Website and app data records =>
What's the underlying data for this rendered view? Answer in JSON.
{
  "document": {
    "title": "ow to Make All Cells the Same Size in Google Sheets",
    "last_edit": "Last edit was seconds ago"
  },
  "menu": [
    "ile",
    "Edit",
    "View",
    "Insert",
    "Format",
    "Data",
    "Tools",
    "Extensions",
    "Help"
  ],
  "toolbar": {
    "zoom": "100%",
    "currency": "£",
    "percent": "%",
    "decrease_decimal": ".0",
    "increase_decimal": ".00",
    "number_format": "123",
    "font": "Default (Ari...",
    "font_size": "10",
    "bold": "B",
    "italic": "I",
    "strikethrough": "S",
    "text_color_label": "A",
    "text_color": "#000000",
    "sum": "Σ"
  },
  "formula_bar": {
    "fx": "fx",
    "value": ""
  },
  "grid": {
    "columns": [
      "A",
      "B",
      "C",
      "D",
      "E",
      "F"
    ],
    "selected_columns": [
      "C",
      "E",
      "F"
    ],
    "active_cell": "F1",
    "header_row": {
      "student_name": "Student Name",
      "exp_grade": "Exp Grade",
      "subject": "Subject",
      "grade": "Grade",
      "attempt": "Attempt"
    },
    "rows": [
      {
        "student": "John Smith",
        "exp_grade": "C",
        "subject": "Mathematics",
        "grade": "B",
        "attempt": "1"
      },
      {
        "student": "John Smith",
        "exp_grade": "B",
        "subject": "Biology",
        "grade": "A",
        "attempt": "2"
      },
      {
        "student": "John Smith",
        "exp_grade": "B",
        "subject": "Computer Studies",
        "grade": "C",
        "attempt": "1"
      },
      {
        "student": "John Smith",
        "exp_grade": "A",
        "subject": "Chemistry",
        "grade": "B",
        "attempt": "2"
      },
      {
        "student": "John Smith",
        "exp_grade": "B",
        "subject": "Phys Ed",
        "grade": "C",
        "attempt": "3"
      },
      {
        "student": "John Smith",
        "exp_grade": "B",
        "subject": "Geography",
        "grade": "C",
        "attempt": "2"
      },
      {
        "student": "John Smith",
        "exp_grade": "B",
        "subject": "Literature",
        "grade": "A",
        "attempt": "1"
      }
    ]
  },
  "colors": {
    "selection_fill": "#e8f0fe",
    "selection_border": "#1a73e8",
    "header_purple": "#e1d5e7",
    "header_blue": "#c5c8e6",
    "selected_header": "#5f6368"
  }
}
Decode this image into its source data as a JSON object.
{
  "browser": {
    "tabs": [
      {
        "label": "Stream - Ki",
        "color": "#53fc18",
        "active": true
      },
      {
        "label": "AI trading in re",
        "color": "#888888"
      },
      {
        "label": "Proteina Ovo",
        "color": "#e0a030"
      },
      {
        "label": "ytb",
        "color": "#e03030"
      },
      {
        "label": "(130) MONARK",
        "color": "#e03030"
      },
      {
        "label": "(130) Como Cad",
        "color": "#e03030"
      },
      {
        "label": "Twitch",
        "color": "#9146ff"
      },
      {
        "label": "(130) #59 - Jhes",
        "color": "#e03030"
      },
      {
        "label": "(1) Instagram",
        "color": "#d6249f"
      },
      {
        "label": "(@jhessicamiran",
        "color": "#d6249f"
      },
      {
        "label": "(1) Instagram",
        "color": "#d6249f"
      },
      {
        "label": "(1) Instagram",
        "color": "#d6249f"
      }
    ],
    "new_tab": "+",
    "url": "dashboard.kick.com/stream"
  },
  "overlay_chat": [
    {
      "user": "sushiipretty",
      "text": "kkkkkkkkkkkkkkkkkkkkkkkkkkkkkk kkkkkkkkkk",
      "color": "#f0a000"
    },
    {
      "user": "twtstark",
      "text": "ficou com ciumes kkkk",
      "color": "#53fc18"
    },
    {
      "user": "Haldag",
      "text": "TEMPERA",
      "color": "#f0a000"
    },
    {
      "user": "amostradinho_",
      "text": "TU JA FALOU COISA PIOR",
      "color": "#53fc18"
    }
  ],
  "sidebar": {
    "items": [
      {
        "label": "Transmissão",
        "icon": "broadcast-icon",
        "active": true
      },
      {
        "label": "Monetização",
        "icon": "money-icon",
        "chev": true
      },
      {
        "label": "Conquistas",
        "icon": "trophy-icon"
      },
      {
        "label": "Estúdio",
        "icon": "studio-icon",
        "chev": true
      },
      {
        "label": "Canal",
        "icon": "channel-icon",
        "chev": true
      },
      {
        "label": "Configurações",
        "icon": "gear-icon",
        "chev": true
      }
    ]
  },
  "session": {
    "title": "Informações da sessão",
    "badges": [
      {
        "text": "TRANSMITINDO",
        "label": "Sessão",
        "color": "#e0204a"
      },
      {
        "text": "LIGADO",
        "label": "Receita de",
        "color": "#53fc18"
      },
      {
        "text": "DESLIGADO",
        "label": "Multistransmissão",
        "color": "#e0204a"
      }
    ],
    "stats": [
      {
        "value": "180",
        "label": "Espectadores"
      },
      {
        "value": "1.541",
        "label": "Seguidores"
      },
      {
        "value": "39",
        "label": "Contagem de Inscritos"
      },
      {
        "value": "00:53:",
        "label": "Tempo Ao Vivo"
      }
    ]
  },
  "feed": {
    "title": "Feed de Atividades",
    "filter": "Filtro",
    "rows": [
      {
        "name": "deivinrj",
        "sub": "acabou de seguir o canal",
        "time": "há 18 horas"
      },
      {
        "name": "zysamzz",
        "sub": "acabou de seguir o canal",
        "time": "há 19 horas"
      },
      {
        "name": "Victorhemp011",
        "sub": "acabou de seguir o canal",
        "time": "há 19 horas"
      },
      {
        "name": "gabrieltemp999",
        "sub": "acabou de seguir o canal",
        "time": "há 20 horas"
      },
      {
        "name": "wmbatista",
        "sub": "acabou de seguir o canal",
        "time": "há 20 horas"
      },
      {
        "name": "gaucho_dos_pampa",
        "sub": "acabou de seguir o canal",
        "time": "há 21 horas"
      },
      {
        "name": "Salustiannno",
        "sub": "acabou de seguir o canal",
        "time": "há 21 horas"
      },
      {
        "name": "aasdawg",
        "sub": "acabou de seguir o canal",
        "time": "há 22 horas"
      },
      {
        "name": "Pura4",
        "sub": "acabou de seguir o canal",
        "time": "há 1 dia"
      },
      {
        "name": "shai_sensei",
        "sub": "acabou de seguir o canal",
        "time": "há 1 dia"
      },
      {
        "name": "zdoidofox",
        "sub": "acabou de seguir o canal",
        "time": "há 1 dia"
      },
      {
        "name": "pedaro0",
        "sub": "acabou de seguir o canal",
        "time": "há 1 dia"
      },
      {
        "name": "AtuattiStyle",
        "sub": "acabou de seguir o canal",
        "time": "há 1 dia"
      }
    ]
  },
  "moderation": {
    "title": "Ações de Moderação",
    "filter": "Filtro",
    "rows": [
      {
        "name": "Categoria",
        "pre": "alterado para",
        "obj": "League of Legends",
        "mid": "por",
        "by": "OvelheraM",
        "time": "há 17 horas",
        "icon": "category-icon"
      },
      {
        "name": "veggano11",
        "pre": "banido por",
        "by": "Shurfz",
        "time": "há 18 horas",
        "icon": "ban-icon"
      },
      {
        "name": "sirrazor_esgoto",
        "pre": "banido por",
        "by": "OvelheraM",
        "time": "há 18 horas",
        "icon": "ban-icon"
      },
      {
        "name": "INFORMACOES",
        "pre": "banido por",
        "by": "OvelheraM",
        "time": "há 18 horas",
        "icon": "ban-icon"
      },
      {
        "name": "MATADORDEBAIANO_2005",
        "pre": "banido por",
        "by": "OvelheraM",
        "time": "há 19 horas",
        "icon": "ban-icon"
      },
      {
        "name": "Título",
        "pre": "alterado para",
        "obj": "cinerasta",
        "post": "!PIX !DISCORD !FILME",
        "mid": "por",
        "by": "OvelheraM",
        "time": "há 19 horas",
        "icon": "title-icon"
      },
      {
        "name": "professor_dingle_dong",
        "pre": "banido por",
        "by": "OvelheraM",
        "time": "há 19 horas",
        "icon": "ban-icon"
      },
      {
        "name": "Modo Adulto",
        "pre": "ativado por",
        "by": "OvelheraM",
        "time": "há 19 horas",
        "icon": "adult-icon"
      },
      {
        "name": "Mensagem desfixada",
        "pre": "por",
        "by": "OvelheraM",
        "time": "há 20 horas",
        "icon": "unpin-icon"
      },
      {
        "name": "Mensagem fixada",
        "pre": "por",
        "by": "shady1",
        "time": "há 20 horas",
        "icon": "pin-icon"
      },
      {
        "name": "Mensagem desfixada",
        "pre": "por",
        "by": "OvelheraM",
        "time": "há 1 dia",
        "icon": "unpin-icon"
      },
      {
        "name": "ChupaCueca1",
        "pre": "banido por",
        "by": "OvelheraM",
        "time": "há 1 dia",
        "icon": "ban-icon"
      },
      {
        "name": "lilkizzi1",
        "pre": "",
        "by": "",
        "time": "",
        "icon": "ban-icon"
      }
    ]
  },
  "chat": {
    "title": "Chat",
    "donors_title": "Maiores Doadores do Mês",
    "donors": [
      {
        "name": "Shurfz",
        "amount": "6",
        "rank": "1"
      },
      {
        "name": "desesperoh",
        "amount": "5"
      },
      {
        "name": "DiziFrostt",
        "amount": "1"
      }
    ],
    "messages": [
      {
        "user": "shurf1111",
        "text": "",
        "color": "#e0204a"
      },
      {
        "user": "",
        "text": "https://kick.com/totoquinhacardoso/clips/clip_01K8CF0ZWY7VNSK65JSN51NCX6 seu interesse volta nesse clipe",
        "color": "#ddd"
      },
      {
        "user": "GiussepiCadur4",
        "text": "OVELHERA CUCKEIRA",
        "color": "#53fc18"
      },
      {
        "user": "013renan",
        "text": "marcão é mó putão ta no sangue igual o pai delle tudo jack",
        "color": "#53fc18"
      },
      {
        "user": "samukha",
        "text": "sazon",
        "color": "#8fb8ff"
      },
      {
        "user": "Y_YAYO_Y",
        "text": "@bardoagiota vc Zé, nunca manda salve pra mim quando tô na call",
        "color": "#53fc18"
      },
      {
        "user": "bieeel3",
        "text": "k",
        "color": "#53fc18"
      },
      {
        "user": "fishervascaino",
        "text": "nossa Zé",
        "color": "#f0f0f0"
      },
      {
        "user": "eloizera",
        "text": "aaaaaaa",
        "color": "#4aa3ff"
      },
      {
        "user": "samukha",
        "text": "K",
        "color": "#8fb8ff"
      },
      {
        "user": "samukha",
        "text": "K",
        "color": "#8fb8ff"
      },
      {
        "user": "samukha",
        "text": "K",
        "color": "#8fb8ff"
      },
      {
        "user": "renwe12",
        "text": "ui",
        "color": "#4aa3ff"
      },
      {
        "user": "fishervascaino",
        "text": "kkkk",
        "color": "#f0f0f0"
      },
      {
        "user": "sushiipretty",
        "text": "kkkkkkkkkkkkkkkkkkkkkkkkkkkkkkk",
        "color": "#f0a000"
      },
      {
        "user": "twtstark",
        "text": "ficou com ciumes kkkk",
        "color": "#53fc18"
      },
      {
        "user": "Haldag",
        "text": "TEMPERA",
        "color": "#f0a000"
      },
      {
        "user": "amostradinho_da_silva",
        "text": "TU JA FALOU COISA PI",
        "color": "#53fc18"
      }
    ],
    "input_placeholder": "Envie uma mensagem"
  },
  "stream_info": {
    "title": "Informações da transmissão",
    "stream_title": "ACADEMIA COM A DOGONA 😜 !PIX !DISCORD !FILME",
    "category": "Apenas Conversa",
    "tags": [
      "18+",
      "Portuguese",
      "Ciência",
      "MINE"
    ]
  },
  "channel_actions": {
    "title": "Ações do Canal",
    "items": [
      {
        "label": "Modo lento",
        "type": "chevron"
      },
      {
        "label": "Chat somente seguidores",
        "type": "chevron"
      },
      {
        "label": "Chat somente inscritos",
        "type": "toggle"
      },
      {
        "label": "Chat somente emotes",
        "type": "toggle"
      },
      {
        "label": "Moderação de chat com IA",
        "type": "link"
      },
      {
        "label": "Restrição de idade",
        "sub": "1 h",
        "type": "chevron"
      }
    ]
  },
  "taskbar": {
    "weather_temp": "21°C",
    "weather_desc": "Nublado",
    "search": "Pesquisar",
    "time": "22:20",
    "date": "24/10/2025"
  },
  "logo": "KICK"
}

Task requirements =>
Nothing but a number, please, for how many lines of the data hold "ficou".

Output of the exercise =>
2